_TASK BRIEF_: Output every entry exactly as written, skipping any pictures.

--- start DATA RECORDS ---

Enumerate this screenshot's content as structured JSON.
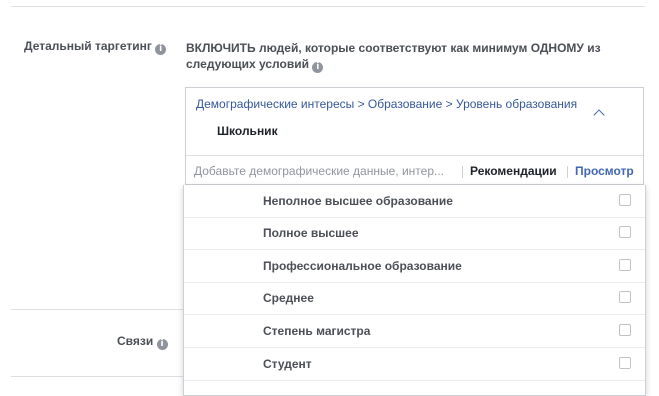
{
  "detailed_targeting": {
    "label": "Детальный таргетинг",
    "description": "ВКЛЮЧИТЬ людей, которые соответствуют как минимум ОДНОМУ из следующих условий",
    "breadcrumb": "Демографические интересы > Образование > Уровень образования",
    "selected": "Школьник",
    "search_placeholder": "Добавьте демографические данные, интер...",
    "recommendations_label": "Рекомендации",
    "browse_label": "Просмотр",
    "options": [
      {
        "label": "Неполное высшее образование",
        "checked": false
      },
      {
        "label": "Полное высшее",
        "checked": false
      },
      {
        "label": "Профессиональное образование",
        "checked": false
      },
      {
        "label": "Среднее",
        "checked": false
      },
      {
        "label": "Степень магистра",
        "checked": false
      },
      {
        "label": "Студент",
        "checked": false
      }
    ]
  },
  "connections": {
    "label": "Связи"
  },
  "icons": {
    "info": "i"
  },
  "colors": {
    "link_blue": "#365899",
    "accent_blue": "#4267b2",
    "label_gray": "#4b4f56"
  }
}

--- end DATA RECORDS ---

_IN RESPONSE_:
Enumerate this screenshot's content as structured JSON.
{
  "detailed_targeting": {
    "label": "Детальный таргетинг",
    "description": "ВКЛЮЧИТЬ людей, которые соответствуют как минимум ОДНОМУ из следующих условий",
    "breadcrumb": "Демографические интересы > Образование > Уровень образования",
    "selected": "Школьник",
    "search_placeholder": "Добавьте демографические данные, интер...",
    "recommendations_label": "Рекомендации",
    "browse_label": "Просмотр",
    "options": [
      {
        "label": "Неполное высшее образование",
        "checked": false
      },
      {
        "label": "Полное высшее",
        "checked": false
      },
      {
        "label": "Профессиональное образование",
        "checked": false
      },
      {
        "label": "Среднее",
        "checked": false
      },
      {
        "label": "Степень магистра",
        "checked": false
      },
      {
        "label": "Студент",
        "checked": false
      }
    ]
  },
  "connections": {
    "label": "Связи"
  },
  "icons": {
    "info": "i"
  },
  "colors": {
    "link_blue": "#365899",
    "accent_blue": "#4267b2",
    "label_gray": "#4b4f56"
  }
}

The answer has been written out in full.